* [OBJECTIVE]: In the data below, find each line containing the string "Olivines" and return it.

* [MATERIALS PROVIDED]:
- - - - -

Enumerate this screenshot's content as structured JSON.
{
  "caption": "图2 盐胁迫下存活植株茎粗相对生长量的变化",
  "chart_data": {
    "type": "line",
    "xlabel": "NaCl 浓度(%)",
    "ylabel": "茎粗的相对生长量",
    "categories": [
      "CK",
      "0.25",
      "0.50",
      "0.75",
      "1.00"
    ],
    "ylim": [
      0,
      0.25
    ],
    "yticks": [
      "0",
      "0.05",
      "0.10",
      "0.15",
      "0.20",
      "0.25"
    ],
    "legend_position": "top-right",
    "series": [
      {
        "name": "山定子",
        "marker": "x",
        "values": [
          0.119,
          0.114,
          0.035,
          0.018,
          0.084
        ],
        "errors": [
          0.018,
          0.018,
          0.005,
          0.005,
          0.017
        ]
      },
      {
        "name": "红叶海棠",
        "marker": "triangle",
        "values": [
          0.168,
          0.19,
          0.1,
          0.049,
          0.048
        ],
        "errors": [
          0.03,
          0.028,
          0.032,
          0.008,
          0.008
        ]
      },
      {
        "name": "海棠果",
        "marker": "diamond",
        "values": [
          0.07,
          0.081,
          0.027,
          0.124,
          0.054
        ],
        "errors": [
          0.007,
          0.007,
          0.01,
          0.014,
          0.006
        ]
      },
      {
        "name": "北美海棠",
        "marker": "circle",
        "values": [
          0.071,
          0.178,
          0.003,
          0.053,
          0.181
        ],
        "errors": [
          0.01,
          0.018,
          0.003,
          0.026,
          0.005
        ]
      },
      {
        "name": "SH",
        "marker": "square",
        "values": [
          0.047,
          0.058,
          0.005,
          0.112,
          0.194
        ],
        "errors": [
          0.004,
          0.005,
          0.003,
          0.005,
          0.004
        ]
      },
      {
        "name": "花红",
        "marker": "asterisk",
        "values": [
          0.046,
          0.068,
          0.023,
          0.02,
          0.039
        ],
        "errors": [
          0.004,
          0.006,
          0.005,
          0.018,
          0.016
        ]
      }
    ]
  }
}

- - - - -

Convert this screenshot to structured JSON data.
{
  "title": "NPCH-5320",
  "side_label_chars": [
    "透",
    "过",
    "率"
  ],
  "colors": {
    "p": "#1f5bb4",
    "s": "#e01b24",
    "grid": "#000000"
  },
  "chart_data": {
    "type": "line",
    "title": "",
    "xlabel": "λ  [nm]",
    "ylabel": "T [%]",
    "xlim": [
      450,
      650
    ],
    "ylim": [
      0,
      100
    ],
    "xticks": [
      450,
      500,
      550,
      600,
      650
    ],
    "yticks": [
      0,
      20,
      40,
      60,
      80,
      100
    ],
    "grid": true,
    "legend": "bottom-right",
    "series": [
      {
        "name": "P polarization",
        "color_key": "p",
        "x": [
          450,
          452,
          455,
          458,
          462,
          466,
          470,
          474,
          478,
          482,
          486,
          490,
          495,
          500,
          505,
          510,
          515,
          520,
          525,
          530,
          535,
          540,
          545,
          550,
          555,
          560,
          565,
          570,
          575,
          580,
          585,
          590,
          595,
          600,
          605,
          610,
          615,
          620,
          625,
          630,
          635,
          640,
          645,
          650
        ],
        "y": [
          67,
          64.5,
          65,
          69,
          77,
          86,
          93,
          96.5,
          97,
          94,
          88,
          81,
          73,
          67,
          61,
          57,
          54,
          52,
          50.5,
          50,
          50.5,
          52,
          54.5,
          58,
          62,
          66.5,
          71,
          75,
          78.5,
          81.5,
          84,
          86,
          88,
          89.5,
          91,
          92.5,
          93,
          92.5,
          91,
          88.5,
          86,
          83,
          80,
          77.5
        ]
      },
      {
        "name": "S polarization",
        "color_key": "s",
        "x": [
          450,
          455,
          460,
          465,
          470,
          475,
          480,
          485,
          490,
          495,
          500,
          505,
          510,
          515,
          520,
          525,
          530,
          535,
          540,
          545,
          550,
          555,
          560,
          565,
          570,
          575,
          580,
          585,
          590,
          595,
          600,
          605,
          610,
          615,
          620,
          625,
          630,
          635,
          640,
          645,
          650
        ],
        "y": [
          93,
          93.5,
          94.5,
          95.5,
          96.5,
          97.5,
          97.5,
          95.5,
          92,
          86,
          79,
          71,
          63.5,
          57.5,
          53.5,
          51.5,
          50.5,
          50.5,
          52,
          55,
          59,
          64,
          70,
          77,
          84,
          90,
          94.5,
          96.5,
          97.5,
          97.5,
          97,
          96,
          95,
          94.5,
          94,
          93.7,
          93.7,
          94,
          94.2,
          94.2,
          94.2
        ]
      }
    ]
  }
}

- - - - -

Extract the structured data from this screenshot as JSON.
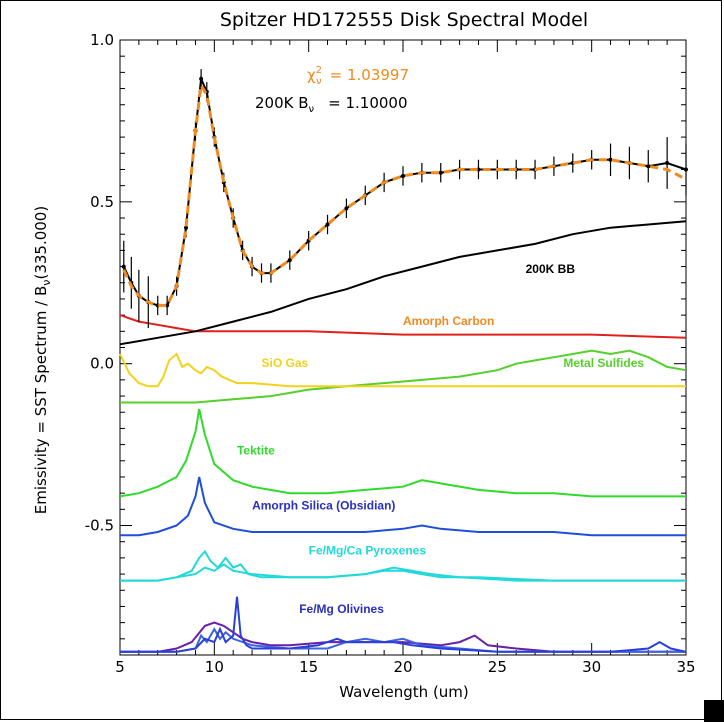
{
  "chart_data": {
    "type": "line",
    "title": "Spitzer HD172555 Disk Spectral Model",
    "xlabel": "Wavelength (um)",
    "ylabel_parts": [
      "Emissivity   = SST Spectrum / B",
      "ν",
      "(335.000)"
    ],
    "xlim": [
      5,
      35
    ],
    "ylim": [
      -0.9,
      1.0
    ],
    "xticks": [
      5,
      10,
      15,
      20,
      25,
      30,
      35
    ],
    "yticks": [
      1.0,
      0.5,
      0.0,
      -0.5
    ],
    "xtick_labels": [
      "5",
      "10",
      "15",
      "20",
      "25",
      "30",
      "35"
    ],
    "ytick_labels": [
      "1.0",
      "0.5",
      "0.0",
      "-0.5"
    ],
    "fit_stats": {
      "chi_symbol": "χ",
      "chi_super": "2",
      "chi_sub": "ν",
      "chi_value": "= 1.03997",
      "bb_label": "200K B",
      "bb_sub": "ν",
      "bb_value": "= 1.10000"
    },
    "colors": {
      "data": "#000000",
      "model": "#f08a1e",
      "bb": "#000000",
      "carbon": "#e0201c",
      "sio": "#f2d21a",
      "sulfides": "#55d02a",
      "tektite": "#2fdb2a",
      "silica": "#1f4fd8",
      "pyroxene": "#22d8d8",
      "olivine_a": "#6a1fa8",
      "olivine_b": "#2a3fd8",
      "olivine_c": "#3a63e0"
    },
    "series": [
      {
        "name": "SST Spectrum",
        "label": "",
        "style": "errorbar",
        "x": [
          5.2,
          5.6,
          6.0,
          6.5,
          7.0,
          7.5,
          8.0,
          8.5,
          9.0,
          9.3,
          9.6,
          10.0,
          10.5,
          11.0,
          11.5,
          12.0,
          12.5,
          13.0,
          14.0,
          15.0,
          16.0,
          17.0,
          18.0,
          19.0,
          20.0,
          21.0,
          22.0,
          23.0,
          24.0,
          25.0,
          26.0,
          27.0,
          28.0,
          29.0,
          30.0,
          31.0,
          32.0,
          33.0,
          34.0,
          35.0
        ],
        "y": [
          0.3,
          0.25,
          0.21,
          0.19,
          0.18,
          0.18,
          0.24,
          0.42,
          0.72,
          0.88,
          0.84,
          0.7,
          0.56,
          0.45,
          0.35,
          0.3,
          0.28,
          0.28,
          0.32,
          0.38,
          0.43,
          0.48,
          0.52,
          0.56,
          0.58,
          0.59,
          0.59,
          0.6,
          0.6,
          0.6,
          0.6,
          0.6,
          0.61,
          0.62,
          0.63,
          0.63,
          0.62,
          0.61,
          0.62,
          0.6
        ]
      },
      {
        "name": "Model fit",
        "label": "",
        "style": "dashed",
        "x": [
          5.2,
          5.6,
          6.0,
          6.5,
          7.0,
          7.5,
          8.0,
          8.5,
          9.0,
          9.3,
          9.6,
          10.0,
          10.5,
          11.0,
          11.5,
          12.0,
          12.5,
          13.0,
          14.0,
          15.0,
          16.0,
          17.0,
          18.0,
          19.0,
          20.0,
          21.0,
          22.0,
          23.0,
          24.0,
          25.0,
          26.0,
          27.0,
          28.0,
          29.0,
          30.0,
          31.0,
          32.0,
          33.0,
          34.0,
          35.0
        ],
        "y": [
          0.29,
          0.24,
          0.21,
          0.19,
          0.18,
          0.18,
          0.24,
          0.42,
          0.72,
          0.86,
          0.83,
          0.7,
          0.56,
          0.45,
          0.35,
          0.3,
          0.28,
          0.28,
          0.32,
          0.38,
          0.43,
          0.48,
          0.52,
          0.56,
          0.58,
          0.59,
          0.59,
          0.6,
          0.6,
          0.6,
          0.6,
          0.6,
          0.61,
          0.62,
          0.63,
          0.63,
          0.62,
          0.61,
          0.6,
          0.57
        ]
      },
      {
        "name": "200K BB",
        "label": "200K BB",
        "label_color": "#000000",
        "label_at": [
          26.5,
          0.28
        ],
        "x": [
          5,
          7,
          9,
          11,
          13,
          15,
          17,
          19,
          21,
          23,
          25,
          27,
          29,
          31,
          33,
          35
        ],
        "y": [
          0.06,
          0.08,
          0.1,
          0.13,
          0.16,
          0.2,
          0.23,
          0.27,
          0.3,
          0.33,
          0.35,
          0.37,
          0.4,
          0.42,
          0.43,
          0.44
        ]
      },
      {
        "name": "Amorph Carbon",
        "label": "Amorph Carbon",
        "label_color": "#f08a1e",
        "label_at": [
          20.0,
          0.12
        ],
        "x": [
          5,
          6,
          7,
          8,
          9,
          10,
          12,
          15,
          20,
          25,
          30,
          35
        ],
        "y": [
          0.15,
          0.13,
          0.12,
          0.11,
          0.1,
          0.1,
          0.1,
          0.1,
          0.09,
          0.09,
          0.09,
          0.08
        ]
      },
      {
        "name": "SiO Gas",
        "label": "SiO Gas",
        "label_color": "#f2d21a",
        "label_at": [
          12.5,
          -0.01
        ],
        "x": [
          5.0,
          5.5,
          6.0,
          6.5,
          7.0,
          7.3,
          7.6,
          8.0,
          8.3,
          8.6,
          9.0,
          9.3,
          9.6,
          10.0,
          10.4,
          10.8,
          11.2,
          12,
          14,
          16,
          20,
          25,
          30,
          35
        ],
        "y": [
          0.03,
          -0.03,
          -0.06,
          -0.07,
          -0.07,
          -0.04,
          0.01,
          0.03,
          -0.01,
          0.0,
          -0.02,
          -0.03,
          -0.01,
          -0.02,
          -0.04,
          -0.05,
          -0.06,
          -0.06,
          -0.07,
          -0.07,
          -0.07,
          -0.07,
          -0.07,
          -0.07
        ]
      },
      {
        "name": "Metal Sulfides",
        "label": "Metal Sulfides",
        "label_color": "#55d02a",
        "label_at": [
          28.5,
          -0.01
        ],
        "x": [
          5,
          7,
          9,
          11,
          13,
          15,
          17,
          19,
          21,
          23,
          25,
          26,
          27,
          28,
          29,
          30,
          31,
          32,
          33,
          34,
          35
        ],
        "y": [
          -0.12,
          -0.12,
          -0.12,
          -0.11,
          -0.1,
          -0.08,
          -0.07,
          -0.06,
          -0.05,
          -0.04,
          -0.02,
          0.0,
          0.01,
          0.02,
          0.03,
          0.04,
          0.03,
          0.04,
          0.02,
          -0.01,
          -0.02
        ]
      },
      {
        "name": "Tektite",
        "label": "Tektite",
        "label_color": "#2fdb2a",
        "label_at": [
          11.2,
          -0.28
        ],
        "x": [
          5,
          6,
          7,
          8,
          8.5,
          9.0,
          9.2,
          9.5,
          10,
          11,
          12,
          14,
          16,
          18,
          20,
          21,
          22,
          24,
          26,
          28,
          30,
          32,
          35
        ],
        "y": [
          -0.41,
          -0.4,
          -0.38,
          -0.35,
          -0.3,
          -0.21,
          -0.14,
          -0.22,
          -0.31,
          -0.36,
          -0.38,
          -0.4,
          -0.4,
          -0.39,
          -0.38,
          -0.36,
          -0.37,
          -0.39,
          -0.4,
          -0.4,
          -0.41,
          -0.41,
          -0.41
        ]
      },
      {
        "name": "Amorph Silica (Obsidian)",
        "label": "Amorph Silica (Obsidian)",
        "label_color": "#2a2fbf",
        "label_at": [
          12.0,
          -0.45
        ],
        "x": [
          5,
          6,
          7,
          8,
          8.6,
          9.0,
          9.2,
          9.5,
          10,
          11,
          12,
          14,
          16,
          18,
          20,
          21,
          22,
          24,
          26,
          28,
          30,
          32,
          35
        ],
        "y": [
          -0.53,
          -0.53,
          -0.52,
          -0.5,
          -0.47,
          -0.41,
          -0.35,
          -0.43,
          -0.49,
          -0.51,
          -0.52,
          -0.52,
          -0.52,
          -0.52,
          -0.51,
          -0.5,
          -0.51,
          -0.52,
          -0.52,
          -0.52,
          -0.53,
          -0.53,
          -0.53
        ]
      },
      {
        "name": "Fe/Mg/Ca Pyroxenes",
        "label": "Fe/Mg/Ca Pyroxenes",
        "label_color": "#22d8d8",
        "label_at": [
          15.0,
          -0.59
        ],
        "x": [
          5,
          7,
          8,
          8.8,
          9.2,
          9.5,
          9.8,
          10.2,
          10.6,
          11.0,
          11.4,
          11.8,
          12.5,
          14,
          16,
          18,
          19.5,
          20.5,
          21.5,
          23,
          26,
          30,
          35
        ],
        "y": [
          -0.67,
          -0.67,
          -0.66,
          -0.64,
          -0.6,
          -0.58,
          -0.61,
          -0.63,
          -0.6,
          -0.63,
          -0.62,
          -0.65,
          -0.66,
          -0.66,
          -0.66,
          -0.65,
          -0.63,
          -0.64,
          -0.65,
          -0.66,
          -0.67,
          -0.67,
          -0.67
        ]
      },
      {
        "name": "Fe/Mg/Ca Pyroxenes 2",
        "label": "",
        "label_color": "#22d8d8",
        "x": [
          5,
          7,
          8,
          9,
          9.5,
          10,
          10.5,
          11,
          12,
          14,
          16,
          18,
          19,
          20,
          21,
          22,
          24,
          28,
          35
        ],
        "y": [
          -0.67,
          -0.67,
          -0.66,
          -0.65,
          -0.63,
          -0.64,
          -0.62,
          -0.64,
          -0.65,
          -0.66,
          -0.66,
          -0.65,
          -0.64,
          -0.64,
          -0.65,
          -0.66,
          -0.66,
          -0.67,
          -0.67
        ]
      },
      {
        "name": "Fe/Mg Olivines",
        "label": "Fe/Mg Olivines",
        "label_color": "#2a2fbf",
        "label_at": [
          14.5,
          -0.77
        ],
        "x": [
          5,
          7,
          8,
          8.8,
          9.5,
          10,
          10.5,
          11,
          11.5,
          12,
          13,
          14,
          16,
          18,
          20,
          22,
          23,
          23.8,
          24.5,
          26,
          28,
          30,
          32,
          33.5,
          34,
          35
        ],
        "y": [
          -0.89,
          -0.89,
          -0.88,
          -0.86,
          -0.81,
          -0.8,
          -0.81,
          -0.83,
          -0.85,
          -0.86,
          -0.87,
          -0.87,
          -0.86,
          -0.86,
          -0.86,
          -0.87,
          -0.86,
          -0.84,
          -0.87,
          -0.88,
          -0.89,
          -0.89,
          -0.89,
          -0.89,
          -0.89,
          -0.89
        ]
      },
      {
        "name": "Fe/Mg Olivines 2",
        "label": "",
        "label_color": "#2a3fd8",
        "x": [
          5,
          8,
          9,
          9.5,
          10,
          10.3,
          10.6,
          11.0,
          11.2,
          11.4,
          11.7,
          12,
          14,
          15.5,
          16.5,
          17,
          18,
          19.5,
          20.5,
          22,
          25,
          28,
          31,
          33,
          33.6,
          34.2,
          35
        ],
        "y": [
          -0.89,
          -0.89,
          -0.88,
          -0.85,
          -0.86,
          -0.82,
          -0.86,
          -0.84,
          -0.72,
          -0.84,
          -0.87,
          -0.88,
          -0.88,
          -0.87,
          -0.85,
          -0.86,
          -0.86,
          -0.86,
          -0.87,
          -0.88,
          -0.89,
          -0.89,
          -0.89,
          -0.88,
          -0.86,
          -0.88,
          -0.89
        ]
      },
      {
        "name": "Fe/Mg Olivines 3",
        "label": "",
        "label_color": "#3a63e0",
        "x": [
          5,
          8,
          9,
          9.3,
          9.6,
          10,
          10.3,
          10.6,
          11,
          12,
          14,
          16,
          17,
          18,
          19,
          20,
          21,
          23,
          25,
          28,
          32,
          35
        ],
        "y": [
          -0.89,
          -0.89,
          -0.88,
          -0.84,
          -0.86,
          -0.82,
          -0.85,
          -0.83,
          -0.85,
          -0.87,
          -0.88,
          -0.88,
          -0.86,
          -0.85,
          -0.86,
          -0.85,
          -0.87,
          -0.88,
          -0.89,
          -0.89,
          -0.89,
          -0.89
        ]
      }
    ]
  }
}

- - - - -

* [FINAL RESULT]:
        "name": "Fe/Mg Olivines",
        "label": "Fe/Mg Olivines",
        "name": "Fe/Mg Olivines 2",
        "name": "Fe/Mg Olivines 3",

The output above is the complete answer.